EXERCISE TASK
In the data below, locate each line with the word "Vložte" and list it.

═════ DATA FOR THIS TASK ═════

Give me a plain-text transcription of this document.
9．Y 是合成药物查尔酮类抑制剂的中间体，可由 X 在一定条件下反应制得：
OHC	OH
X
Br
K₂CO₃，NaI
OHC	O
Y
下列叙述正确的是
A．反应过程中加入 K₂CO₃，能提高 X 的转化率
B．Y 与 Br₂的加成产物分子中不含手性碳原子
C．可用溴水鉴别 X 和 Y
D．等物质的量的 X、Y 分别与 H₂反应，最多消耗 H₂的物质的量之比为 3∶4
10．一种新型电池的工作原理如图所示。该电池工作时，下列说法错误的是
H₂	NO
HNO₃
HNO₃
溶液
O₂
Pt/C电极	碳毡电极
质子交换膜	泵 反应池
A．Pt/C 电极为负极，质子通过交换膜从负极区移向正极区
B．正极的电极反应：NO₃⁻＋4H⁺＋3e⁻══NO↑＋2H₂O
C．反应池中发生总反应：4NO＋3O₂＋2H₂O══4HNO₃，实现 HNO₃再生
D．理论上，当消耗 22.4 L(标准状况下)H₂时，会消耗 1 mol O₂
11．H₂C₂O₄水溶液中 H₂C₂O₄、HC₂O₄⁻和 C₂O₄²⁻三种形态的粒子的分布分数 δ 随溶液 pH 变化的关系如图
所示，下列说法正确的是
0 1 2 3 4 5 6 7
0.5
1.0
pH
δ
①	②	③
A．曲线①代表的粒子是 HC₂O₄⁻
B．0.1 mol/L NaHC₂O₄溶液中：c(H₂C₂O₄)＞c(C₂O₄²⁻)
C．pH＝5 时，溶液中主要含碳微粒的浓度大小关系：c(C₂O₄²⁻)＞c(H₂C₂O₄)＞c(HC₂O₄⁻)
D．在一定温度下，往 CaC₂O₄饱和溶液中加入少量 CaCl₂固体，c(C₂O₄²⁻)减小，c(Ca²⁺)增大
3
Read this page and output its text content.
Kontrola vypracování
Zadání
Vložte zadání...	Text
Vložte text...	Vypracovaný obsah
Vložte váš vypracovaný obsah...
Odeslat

═════

THE ANSWER
Vložte zadání...	Text
Vložte text...	Vypracovaný obsah
Vložte váš vypracovaný obsah...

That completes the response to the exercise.